» Prompt
Scan the records below. List lines holding "ายไข".

Start Dataset excerpts

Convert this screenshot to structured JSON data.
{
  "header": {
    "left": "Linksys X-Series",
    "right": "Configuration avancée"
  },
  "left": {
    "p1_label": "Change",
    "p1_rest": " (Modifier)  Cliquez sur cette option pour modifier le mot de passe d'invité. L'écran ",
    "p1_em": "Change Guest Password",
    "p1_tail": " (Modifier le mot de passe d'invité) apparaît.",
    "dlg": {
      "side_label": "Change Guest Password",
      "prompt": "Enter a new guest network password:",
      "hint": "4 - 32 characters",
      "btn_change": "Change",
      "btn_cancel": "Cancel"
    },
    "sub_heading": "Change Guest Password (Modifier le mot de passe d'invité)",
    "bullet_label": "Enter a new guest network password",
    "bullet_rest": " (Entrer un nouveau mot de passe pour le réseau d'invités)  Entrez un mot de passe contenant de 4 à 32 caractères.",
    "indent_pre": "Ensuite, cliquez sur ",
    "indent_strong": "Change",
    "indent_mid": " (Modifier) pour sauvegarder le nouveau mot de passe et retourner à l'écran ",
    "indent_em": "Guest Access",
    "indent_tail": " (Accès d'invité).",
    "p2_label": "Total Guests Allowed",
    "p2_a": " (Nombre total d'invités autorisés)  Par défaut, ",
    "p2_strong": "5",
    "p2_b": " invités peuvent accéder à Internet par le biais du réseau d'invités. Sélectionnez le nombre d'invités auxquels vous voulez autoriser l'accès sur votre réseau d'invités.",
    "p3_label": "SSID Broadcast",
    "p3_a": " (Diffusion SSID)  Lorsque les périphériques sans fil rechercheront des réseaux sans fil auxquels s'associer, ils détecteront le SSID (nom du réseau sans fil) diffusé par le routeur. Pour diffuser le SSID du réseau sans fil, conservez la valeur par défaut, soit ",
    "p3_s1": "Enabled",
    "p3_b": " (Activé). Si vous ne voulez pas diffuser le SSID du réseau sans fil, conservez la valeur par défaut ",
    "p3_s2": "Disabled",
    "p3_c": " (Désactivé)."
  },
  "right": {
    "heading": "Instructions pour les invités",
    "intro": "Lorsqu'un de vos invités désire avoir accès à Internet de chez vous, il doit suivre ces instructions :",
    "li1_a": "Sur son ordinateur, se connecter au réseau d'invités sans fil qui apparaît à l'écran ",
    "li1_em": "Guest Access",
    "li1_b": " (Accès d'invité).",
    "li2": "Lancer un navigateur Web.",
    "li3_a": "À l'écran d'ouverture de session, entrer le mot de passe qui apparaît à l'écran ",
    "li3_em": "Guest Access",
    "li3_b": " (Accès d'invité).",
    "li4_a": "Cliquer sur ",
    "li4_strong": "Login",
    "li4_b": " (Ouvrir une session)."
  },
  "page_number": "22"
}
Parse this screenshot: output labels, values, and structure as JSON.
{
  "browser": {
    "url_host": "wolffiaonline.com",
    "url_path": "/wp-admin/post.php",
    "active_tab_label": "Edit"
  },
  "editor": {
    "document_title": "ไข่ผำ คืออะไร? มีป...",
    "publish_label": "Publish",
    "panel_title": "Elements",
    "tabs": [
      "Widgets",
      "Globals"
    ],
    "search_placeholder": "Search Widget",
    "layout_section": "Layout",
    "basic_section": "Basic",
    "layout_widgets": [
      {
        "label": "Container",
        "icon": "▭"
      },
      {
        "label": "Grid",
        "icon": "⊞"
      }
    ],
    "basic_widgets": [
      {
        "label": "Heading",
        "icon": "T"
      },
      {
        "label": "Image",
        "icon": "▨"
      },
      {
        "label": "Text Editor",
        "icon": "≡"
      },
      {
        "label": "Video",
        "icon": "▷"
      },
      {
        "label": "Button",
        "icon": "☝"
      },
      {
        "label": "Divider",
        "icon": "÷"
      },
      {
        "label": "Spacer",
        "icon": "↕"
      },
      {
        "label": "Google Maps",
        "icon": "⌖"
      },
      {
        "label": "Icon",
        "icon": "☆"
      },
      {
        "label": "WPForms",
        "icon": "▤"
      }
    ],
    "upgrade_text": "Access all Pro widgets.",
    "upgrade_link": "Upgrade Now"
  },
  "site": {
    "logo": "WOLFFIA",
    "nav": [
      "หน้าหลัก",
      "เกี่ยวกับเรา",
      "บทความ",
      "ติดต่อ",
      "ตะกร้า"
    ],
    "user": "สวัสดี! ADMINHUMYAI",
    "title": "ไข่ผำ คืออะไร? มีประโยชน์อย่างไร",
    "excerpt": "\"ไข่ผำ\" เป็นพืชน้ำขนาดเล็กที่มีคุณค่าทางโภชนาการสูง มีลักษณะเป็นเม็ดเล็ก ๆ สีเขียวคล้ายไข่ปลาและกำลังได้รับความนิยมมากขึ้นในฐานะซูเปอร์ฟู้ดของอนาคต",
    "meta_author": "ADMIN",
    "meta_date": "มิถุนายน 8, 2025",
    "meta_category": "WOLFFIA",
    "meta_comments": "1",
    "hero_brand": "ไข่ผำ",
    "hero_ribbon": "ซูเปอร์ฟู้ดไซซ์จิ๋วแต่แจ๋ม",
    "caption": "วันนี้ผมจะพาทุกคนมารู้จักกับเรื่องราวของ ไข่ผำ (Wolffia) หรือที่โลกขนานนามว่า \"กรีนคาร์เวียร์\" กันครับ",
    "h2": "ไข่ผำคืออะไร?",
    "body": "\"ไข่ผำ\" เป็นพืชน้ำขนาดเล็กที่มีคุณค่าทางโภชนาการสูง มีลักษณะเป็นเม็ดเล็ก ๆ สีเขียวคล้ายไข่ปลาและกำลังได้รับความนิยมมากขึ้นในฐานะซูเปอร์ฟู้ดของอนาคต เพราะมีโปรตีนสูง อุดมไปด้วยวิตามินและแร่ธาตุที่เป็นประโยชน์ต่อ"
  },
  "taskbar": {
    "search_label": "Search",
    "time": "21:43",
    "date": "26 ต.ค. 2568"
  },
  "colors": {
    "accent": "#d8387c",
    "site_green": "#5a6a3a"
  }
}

End Dataset excerpts

» Written answer
    "excerpt": "\"ไข่ผำ\" เป็นพืชน้ำขนาดเล็กที่มีคุณค่าทางโภชนาการสูง มีลักษณะเป็นเม็ดเล็ก ๆ สีเขียวคล้ายไข่ปลาและกำลังได้รับความนิยมมากขึ้นในฐานะซูเปอร์ฟู้ดของอนาคต",
    "body": "\"ไข่ผำ\" เป็นพืชน้ำขนาดเล็กที่มีคุณค่าทางโภชนาการสูง มีลักษณะเป็นเม็ดเล็ก ๆ สีเขียวคล้ายไข่ปลาและกำลังได้รับความนิยมมากขึ้นในฐานะซูเปอร์ฟู้ดของอนาคต เพราะมีโปรตีนสูง อุดมไปด้วยวิตามินและแร่ธาตุที่เป็นประโยชน์ต่อ"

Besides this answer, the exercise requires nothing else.